Reproduce the items below word for word, starting at the first item and ending at the line that contains "salary-cell: PHP 520,612 (210, 419, 280, 468)".
>> Start Material provided
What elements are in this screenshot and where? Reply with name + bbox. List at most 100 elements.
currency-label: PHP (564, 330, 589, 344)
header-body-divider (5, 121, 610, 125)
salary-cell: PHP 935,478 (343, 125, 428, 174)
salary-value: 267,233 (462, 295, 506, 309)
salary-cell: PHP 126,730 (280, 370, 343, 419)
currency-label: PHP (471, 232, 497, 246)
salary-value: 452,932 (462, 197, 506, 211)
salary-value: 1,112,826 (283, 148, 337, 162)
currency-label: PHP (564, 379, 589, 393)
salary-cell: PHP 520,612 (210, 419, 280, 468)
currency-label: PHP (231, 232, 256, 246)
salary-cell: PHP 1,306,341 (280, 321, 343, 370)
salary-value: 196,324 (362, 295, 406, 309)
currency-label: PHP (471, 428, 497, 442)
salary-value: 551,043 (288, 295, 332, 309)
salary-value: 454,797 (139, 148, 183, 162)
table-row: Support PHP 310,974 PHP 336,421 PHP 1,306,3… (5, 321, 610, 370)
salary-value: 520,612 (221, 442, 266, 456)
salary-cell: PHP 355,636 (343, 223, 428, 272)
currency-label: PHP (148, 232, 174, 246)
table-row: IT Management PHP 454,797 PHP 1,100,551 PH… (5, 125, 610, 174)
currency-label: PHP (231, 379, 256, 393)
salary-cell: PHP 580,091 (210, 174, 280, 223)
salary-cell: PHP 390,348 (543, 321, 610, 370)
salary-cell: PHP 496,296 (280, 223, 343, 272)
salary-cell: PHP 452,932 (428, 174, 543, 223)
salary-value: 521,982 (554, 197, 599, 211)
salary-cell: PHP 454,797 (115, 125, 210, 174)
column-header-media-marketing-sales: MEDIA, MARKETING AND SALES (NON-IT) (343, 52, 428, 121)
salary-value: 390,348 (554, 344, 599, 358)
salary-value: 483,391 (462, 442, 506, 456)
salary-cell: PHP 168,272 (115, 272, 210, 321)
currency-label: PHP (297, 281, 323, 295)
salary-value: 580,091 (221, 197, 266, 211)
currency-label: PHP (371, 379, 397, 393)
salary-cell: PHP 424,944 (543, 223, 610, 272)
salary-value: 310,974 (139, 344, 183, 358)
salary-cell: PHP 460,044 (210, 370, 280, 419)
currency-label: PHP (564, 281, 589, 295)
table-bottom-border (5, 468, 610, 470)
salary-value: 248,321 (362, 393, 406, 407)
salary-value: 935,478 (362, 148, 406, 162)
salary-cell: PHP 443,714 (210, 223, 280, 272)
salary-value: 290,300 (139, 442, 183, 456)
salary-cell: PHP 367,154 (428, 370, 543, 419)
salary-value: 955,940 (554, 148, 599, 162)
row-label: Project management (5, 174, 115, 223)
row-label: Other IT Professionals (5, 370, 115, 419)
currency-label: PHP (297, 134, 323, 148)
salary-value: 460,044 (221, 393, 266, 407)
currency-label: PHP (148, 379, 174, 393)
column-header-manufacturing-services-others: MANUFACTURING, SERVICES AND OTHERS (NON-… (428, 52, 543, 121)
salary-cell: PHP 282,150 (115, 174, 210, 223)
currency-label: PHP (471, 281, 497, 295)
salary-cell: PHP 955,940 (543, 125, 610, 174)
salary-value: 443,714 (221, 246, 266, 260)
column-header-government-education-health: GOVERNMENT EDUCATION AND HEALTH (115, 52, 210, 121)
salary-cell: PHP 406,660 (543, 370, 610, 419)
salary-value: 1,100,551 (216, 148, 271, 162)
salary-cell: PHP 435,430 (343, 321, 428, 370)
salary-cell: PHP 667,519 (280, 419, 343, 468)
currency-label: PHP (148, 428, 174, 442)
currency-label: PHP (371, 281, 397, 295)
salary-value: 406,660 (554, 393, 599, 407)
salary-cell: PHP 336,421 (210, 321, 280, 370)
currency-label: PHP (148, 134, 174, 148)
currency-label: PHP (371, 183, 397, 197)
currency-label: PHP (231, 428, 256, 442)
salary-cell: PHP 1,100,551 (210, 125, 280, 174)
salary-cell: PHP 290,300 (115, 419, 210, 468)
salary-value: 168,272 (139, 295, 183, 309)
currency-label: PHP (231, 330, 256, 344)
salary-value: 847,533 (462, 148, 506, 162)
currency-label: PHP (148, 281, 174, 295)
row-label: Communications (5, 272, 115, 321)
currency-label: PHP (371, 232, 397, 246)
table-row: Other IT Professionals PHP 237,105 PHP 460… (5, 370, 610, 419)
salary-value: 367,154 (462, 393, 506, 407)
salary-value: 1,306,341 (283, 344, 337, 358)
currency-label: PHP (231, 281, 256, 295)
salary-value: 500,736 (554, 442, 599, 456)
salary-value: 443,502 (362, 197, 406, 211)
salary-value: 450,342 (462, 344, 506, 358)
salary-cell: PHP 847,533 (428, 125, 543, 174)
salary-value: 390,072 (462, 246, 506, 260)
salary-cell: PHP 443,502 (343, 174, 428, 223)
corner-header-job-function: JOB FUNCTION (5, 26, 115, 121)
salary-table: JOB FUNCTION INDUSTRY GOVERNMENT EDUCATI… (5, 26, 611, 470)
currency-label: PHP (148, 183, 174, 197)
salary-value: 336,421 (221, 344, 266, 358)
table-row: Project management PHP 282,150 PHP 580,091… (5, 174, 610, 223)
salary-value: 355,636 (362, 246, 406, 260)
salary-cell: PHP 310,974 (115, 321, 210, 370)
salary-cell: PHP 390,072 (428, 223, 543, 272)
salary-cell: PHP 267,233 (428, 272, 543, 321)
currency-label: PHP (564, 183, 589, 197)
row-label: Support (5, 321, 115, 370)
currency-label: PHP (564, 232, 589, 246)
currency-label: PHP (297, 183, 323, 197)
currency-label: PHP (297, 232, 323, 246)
>> End Material provided
**Answer to this task**
What elements are in this screenshot and where? Reply with name + bbox. List at most 100 elements.
currency-label: PHP (564, 330, 589, 344)
header-body-divider (5, 121, 610, 125)
salary-cell: PHP 935,478 (343, 125, 428, 174)
salary-value: 267,233 (462, 295, 506, 309)
salary-cell: PHP 126,730 (280, 370, 343, 419)
currency-label: PHP (471, 232, 497, 246)
salary-value: 452,932 (462, 197, 506, 211)
salary-value: 1,112,826 (283, 148, 337, 162)
currency-label: PHP (564, 379, 589, 393)
salary-cell: PHP 520,612 (210, 419, 280, 468)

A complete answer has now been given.